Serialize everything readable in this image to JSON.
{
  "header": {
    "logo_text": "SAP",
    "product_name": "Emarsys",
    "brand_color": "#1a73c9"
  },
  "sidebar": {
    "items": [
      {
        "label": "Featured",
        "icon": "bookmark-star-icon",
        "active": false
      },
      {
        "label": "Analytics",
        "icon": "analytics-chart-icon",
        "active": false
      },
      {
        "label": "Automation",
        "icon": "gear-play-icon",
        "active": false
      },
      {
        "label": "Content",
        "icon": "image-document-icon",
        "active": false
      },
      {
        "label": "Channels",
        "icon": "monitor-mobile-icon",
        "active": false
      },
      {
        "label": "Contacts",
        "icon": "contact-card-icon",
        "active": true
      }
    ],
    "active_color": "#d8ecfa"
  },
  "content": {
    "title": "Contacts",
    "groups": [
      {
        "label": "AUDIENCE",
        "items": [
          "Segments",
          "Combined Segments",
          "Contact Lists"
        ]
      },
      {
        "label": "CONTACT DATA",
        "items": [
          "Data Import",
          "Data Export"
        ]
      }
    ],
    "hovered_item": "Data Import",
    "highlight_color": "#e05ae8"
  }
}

What you should do —
All of the records must be repeated exactly.

Complete answer —
Serialize everything readable in this image to JSON.
{
  "header": {
    "logo_text": "SAP",
    "product_name": "Emarsys",
    "brand_color": "#1a73c9"
  },
  "sidebar": {
    "items": [
      {
        "label": "Featured",
        "icon": "bookmark-star-icon",
        "active": false
      },
      {
        "label": "Analytics",
        "icon": "analytics-chart-icon",
        "active": false
      },
      {
        "label": "Automation",
        "icon": "gear-play-icon",
        "active": false
      },
      {
        "label": "Content",
        "icon": "image-document-icon",
        "active": false
      },
      {
        "label": "Channels",
        "icon": "monitor-mobile-icon",
        "active": false
      },
      {
        "label": "Contacts",
        "icon": "contact-card-icon",
        "active": true
      }
    ],
    "active_color": "#d8ecfa"
  },
  "content": {
    "title": "Contacts",
    "groups": [
      {
        "label": "AUDIENCE",
        "items": [
          "Segments",
          "Combined Segments",
          "Contact Lists"
        ]
      },
      {
        "label": "CONTACT DATA",
        "items": [
          "Data Import",
          "Data Export"
        ]
      }
    ],
    "hovered_item": "Data Import",
    "highlight_color": "#e05ae8"
  }
}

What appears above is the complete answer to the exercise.